- **Texto mostrado**
○ ○ ○ ○ ○

Opinión - 11/7/16 - 12:00 AM

Peores

Por: Milcíades Ortiz Catedrático -

Un análisis basado en la experiencia de hace muchos años y gobierno, permite señalar que los dos peores problemas que ha tenido este país han sido la recolección y disposición de la basura y la existencia de buenas calles y carreteras en toda la república. Las personas de edad indicaban que la basura fue bien recogida cuando lo hacían los norteamericanos. Sin embargo, ellos la depositaban en un sitio cerca de la playa, que en aquella época se consideraba lejos de la ciudad. Al quedar en manos panameñas esta actividad, comenzaron los problemas. Uno de ellos fue la politización de la recolección de la basura. No es secreto desde hace años que esa institución era un botín político que permitía el nombramiento de simpatizantes del partido encargados de manejar esa entidad.

Se caracterizaba por tener un personal de bajo nivel, que ciertamente hacía este sucio trabajo sin mayores medidas de protección sanitaria. Al crecer la ciudad, se complicó la recolección de la basura porque no hubo una planificación técnica para controlar este problema de sanidad tan importante. Añada la poca cultura de muchos panameños, que tiran la basura por cualquier lado. La falta de esa planificación ha hecho que Cerro Patacón se haya convertido en un depósito inadecuado, que ya ha afectado a la capital contaminándola con sus incendios. Millones de balboas se han gastado en equipo rodante y la basura cada vez se recoge menos. Ya es tiempo de que se construyan modernos sistemas para convertir la basura en dinero, como ocurre en bastantes países.

○ ○ ○ ○ ○

- **Conjunto de tareas**
1. Según el artículo sobre la basura, ¿dónde depositaban la basura los norteamericanos?
2. Escribe la continuación del artículo sobre la basura a partir de su última oración.
Los datos son un material independiente del artículo sobre la basura.

- **Extractos de datos**

○ ○ ○ ○ ○

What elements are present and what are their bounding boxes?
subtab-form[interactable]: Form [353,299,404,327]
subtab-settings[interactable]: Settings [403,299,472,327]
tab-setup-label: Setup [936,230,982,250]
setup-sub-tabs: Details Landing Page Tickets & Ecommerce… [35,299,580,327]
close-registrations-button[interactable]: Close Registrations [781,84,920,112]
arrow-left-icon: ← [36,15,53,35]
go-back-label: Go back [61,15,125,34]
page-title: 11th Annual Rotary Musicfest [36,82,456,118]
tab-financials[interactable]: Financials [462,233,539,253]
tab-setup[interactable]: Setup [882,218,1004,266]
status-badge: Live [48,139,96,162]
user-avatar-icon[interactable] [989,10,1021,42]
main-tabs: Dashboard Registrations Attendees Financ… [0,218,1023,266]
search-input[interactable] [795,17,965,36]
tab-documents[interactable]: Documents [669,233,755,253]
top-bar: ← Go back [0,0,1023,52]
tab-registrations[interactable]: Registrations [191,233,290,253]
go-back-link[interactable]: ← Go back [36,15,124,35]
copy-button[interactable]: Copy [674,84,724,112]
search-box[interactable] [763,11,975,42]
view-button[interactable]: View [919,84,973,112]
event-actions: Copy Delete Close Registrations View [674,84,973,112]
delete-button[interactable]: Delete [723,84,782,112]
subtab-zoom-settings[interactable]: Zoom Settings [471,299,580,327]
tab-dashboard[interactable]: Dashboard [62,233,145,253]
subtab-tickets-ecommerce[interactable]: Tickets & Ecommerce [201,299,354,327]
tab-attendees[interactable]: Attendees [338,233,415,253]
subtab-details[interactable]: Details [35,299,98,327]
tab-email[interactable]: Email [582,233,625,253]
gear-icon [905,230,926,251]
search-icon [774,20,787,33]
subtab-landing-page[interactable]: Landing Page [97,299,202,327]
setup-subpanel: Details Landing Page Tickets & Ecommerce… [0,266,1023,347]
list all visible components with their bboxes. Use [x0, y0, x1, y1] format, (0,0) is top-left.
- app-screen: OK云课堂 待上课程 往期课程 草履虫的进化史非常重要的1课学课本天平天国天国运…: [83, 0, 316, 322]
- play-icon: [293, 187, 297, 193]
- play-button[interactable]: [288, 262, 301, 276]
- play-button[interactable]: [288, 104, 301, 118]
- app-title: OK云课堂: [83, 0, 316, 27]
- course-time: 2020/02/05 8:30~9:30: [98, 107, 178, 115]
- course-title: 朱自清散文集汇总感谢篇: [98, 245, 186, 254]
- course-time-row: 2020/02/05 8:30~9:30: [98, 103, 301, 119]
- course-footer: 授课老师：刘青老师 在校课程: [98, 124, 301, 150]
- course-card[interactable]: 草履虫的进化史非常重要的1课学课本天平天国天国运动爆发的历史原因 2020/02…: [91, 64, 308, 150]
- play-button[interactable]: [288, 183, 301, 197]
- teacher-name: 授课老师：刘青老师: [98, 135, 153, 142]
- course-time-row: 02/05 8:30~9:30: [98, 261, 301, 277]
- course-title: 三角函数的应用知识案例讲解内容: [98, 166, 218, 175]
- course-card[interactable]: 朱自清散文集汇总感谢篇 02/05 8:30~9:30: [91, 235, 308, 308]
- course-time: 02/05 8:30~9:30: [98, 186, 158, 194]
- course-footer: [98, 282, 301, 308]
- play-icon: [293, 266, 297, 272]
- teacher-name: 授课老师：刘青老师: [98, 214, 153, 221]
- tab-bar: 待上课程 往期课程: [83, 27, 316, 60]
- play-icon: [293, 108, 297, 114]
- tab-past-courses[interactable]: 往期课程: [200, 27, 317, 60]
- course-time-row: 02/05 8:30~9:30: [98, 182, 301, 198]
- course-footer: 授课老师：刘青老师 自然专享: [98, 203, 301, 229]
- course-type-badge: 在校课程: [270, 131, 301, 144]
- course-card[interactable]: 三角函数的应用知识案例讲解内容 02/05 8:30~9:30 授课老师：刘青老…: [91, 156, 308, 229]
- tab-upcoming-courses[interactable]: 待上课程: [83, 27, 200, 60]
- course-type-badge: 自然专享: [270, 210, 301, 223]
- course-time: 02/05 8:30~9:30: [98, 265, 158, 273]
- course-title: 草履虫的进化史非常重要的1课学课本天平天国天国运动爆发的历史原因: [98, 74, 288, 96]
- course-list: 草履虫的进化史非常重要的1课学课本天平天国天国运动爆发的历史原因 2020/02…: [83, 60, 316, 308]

○ ○ ○ ○ ○

- **Respuestas por tarea**
1. En un sitio cerca de la playa, que en aquella época se consideraba lejos de la ciudad.

2.
Los ministerios de Obras Públicas de hace más de medio siglo nunca pudieron mantener en buen estado las calles y carreteras importantes de Panamá. En parte, por la politiquería con que se manejaron, y los malos materiales usados. Todavía hoy Ud. encuentra en las ciudades del país calles llenas de huecos porque les ponen una delgada capa de asfalto de baja calidad. Carreteras que se construyen a un alto costo y al poco tiempo se dañan no son algo raro en la historia de este país. Podemos manejar una de las maravillas del mundo como es el Canal, pero muchas calles cercanas a la capital y del interior están llenas de huecos que dañan los vehículos y ponen en peligro a los que circulan por ellas.

Hay otras instituciones que no funcionan muy bien, como la Asamblea. En los años 50 del siglo pasado, un chiste decía “que si alguien no servía para policía ni barbero, que se metiera a diputado...”.